WHAT TO PRODUCE
Scan the entries for "Decemb". Every line that holds it is to be copied.

TASK MATERIAL below:

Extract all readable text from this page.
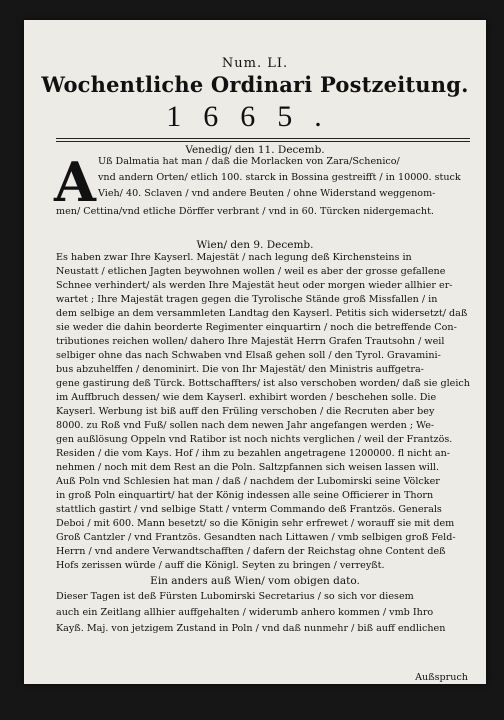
Num. LI.
Wochentliche Ordinari Postzeitung.
1665.
Venedig/ den 11. Decemb.
A Uß Dalmatia hat man / daß die Morlacken von Zara/Schenico/
vnd andern Orten/ etlich 100. starck in Bossina gestreifft / in 10000. stuck
Vieh/ 40. Sclaven / vnd andere Beuten / ohne Widerstand weggenom-
men/ Cettina/vnd etliche Dörffer verbrant / vnd in 60. Türcken nidergemacht.
Wien/ den 9. Decemb.
Es haben zwar Ihre Kayserl. Majestät / nach legung deß Kirchensteins in
Neustatt / etlichen Jagten beywohnen wollen / weil es aber der grosse gefallene
Schnee verhindert/ als werden Ihre Majestät heut oder morgen wieder allhier er-
wartet ; Ihre Majestät tragen gegen die Tyrolische Stände groß Missfallen / in
dem selbige an dem versammleten Landtag den Kayserl. Petitis sich widersetzt/ daß
sie weder die dahin beorderte Regimenter einquartirn / noch die betreffende Con-
tributiones reichen wollen/ dahero Ihre Majestät Herrn Grafen Trautsohn / weil
selbiger ohne das nach Schwaben vnd Elsaß gehen soll / den Tyrol. Gravamini-
bus abzuhelffen / denominirt. Die von Ihr Majestät/ den Ministris auffgetra-
gene gastirung deß Türck. Bottschaffters/ ist also verschoben worden/ daß sie gleich
im Auffbruch dessen/ wie dem Kayserl. exhibirt worden / beschehen solle. Die
Kayserl. Werbung ist biß auff den Früling verschoben / die Recruten aber bey
8000. zu Roß vnd Fuß/ sollen nach dem newen Jahr angefangen werden ; We-
gen außlösung Oppeln vnd Ratibor ist noch nichts verglichen / weil der Frantzös.
Residen / die vom Kays. Hof / ihm zu bezahlen angetragene 1200000. fl nicht an-
nehmen / noch mit dem Rest an die Poln. Saltzpfannen sich weisen lassen will.
Auß Poln vnd Schlesien hat man / daß / nachdem der Lubomirski seine Völcker
in groß Poln einquartirt/ hat der König indessen alle seine Officierer in Thorn
stattlich gastirt / vnd selbige Statt / vnterm Commando deß Frantzös. Generals
Deboi / mit 600. Mann besetzt/ so die Königin sehr erfrewet / worauff sie mit dem
Groß Cantzler / vnd Frantzös. Gesandten nach Littawen / vmb selbigen groß Feld-
Herrn / vnd andere Verwandtschafften / dafern der Reichstag ohne Content deß
Hofs zerissen würde / auff die Königl. Seyten zu bringen / verreyßt.
Ein anders auß Wien/ vom obigen dato.
Dieser Tagen ist deß Fürsten Lubomirski Secretarius / so sich vor diesem
auch ein Zeitlang allhier auffgehalten / widerumb anhero kommen / vmb Ihro
Kayß. Maj. von jetzigem Zustand in Poln / vnd daß nunmehr / biß auff endlichen
Außspruch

End of TASK MATERIAL.

EXERCISE RESULT
Venedig/ den 11. Decemb.
Wien/ den 9. Decemb.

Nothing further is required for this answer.